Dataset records
•••
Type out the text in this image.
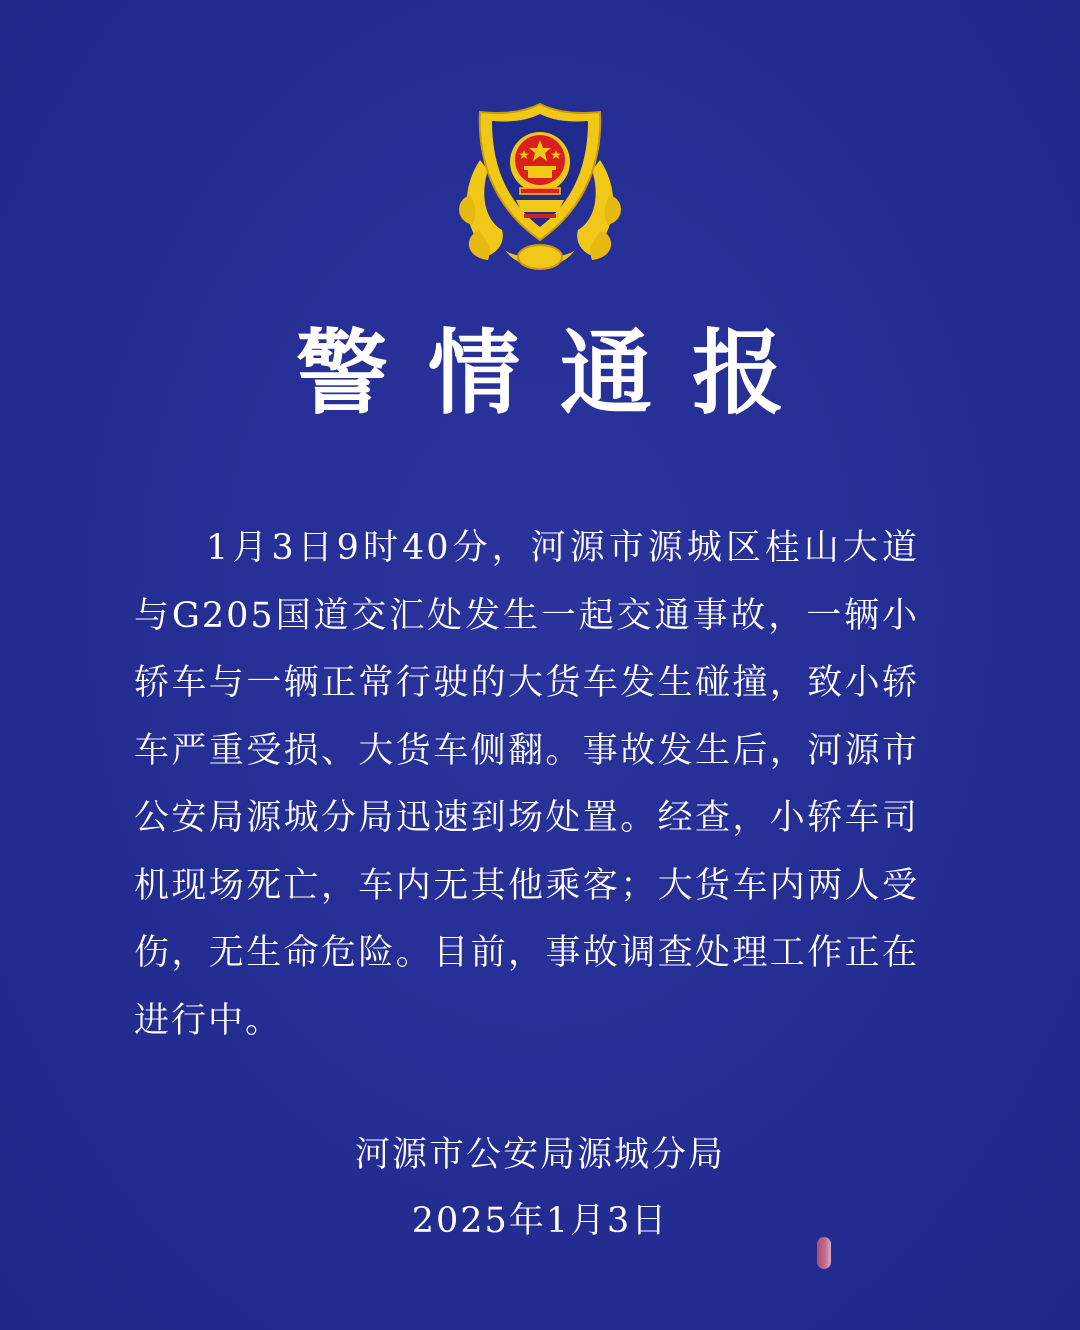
警情通报

1月3日9时40分，河源市源城区桂山大道与G205国道交汇处发生一起交通事故，一辆小轿车与一辆正常行驶的大货车发生碰撞，致小轿车严重受损、大货车侧翻。事故发生后，河源市公安局源城分局迅速到场处置。经查，小轿车司机现场死亡，车内无其他乘客；大货车内两人受伤，无生命危险。目前，事故调查处理工作正在进行中。

河源市公安局源城分局
2025年1月3日
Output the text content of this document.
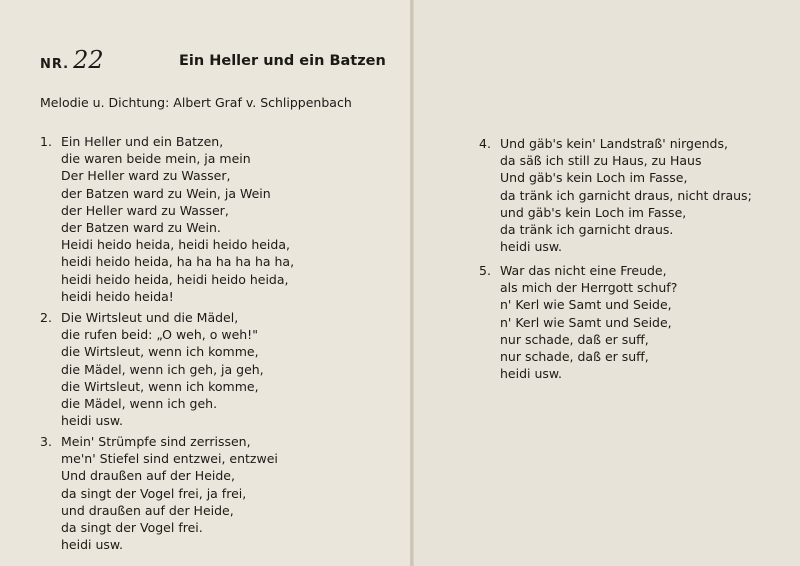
NR. 22	Ein Heller und ein Batzen
Melodie u. Dichtung: Albert Graf v. Schlippenbach
1. Ein Heller und ein Batzen,
die waren beide mein, ja mein
Der Heller ward zu Wasser,
der Batzen ward zu Wein, ja Wein
der Heller ward zu Wasser,
der Batzen ward zu Wein.
Heidi heido heida, heidi heido heida,
heidi heido heida, ha ha ha ha ha ha,
heidi heido heida, heidi heido heida,
heidi heido heida!
2. Die Wirtsleut und die Mädel,
die rufen beid: „O weh, o weh!"
die Wirtsleut, wenn ich komme,
die Mädel, wenn ich geh, ja geh,
die Wirtsleut, wenn ich komme,
die Mädel, wenn ich geh.
heidi usw.
3. Mein' Strümpfe sind zerrissen,
me'n' Stiefel sind entzwei, entzwei
Und draußen auf der Heide,
da singt der Vogel frei, ja frei,
und draußen auf der Heide,
da singt der Vogel frei.
heidi usw.
4. Und gäb's kein' Landstraß' nirgends,
da säß ich still zu Haus, zu Haus
Und gäb's kein Loch im Fasse,
da tränk ich garnicht draus, nicht draus;
und gäb's kein Loch im Fasse,
da tränk ich garnicht draus.
heidi usw.
5. War das nicht eine Freude,
als mich der Herrgott schuf?
n' Kerl wie Samt und Seide,
n' Kerl wie Samt und Seide,
nur schade, daß er suff,
nur schade, daß er suff,
heidi usw.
•••
— YOUR TASK —
Quote the material word for word, dropping any images it holds.

— TASK RESULT —
Type out the text in this image.
警情通报

1月3日9时40分，河源市源城区桂山大道与G205国道交汇处发生一起交通事故，一辆小轿车与一辆正常行驶的大货车发生碰撞，致小轿车严重受损、大货车侧翻。事故发生后，河源市公安局源城分局迅速到场处置。经查，小轿车司机现场死亡，车内无其他乘客；大货车内两人受伤，无生命危险。目前，事故调查处理工作正在进行中。

河源市公安局源城分局
2025年1月3日
Output the text content of this document.
NR. 22	Ein Heller und ein Batzen
Melodie u. Dichtung: Albert Graf v. Schlippenbach
1. Ein Heller und ein Batzen,
die waren beide mein, ja mein
Der Heller ward zu Wasser,
der Batzen ward zu Wein, ja Wein
der Heller ward zu Wasser,
der Batzen ward zu Wein.
Heidi heido heida, heidi heido heida,
heidi heido heida, ha ha ha ha ha ha,
heidi heido heida, heidi heido heida,
heidi heido heida!
2. Die Wirtsleut und die Mädel,
die rufen beid: „O weh, o weh!"
die Wirtsleut, wenn ich komme,
die Mädel, wenn ich geh, ja geh,
die Wirtsleut, wenn ich komme,
die Mädel, wenn ich geh.
heidi usw.
3. Mein' Strümpfe sind zerrissen,
me'n' Stiefel sind entzwei, entzwei
Und draußen auf der Heide,
da singt der Vogel frei, ja frei,
und draußen auf der Heide,
da singt der Vogel frei.
heidi usw.
4. Und gäb's kein' Landstraß' nirgends,
da säß ich still zu Haus, zu Haus
Und gäb's kein Loch im Fasse,
da tränk ich garnicht draus, nicht draus;
und gäb's kein Loch im Fasse,
da tränk ich garnicht draus.
heidi usw.
5. War das nicht eine Freude,
als mich der Herrgott schuf?
n' Kerl wie Samt und Seide,
n' Kerl wie Samt und Seide,
nur schade, daß er suff,
nur schade, daß er suff,
heidi usw.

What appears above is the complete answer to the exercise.